= Stated goal A =
Name the three components of the ELK stack as the post on Kubernetes metrics below spells them out.

= Given text =
+++++

ELK Stack for Kubernetes Metrics

Part of the work of the Platform Services team at Alfresco is around deployment, specifically Kubernetes.

Monitoring a Kubernetes (K8s) cluster is critical in production and there are many great tools out there like Prometheus and Grafana, but I wanted to ‘play’ with getting K8s metrics into the Elasticsearch, Logstash, and Kibana (ELK) stack, all deployed in my local Docker Desktop Kubernetes environment.

I found several resources on various parts of the solution, but didn’t find one that tied all of it together, so hopefully this post will be of use to someone.

Prerequisites

1. Deploy the ELK Stack

Helm provides excellent package management of K8s and is always my first choice for deployment so I started there for the ELK stack, and sure enough, there’s a Helm chart for that (elastic-stack).

+++++

= Task data =
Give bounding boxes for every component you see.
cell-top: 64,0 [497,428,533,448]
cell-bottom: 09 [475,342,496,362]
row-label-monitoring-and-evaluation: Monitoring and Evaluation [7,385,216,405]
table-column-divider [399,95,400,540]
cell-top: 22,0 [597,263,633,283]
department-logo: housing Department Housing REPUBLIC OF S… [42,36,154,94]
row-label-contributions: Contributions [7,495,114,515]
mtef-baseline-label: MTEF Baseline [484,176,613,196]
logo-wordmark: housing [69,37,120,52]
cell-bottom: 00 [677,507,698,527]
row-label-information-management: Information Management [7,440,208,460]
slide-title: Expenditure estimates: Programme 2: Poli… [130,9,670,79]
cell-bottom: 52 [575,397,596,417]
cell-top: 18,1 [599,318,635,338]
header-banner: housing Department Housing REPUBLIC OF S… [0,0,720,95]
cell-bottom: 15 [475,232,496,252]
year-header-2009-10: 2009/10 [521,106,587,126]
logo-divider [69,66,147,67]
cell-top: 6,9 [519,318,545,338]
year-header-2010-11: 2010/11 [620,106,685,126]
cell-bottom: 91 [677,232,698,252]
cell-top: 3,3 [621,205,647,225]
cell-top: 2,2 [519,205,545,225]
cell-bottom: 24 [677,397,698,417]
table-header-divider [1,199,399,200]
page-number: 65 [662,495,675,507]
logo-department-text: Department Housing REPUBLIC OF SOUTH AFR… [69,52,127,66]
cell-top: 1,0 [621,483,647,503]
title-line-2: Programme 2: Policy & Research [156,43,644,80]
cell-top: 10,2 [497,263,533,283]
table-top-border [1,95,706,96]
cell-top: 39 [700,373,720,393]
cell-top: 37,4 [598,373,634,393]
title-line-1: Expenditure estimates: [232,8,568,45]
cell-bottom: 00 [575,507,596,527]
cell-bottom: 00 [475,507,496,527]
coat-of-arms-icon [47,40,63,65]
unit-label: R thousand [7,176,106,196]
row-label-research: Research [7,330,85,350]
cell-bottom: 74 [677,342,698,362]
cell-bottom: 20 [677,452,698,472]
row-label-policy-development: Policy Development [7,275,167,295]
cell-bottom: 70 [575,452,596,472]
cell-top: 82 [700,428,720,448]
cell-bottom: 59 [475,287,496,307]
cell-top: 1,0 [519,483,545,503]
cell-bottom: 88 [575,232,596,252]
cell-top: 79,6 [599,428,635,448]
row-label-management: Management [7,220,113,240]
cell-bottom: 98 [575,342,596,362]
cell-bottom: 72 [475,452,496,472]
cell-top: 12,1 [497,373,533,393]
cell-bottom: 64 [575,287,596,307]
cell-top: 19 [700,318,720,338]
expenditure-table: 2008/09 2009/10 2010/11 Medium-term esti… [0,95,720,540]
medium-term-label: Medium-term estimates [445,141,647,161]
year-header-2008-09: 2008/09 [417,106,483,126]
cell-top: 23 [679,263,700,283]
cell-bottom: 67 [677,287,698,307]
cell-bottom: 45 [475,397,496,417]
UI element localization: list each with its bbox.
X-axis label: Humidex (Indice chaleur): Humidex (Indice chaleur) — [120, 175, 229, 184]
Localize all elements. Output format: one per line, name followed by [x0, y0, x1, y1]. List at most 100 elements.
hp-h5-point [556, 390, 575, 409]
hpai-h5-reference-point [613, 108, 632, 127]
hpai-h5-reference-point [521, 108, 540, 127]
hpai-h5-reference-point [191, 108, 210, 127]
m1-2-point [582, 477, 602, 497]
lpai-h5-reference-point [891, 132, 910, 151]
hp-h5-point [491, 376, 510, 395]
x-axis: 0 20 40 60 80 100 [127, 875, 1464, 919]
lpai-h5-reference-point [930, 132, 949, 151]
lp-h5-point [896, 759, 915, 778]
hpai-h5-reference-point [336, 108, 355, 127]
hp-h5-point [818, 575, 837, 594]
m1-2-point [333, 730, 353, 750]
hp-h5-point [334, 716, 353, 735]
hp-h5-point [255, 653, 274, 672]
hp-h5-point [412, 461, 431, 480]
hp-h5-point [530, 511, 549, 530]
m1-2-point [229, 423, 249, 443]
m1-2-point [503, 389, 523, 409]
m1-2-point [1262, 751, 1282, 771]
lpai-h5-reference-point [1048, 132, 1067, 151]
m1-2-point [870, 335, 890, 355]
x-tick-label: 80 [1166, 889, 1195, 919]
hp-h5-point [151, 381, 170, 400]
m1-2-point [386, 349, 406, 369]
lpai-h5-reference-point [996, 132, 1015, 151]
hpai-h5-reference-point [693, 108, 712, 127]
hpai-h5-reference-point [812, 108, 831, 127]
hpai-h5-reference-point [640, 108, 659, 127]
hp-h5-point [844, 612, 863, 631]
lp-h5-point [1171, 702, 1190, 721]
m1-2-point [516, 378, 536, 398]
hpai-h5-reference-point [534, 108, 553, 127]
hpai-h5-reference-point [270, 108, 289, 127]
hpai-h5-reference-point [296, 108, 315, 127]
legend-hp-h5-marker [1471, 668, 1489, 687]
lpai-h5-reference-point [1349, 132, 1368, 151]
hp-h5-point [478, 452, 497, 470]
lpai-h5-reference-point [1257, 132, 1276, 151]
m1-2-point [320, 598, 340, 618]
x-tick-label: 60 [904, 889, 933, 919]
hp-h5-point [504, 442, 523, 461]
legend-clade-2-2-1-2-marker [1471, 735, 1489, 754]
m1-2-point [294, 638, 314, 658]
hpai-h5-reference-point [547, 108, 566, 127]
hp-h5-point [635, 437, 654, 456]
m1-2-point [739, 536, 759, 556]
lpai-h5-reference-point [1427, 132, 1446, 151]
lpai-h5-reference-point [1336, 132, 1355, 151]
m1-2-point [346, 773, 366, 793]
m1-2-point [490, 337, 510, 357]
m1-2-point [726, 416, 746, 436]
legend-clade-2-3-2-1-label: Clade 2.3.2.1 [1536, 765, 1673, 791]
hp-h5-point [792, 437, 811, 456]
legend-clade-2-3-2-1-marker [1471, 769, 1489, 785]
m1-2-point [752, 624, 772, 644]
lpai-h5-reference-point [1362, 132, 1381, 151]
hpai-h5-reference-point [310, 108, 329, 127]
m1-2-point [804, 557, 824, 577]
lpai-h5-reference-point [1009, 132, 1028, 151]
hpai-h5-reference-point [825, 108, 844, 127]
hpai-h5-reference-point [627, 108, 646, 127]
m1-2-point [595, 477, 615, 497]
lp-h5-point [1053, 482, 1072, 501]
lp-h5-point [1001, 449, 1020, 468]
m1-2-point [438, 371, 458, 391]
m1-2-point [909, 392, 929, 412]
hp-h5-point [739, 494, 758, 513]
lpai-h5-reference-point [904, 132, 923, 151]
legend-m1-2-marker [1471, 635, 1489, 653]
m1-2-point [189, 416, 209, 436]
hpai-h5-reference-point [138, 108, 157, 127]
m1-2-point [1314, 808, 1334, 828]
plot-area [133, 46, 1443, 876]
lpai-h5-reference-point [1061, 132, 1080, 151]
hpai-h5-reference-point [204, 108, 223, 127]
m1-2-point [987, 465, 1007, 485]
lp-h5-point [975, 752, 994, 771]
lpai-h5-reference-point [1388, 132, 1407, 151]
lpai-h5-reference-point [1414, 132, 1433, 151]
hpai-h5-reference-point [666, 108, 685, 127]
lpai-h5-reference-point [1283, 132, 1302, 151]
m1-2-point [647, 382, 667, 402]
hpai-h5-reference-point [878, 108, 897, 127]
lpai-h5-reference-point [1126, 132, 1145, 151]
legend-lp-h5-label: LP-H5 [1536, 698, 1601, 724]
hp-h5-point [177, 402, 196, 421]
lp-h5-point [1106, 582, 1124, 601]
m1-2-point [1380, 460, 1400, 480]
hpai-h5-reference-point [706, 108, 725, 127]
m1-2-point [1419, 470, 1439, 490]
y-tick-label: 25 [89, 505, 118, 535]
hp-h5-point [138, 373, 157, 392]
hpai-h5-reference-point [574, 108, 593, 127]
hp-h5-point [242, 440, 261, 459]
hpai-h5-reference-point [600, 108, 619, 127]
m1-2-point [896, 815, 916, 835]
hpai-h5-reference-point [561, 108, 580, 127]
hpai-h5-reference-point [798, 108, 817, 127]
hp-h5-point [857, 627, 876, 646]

+++++

= Stated goal B =
Copy the rows above, starting at the first row of the block and ending at the row that contains "department-logo: housing Department", including both.

= Finished answer A =
Elasticsearch, Logstash, Kibana

= Finished answer B =
Give bounding boxes for every component you see.
cell-top: 64,0 [497,428,533,448]
cell-bottom: 09 [475,342,496,362]
row-label-monitoring-and-evaluation: Monitoring and Evaluation [7,385,216,405]
table-column-divider [399,95,400,540]
cell-top: 22,0 [597,263,633,283]
department-logo: housing Department Housing REPUBLIC OF S… [42,36,154,94]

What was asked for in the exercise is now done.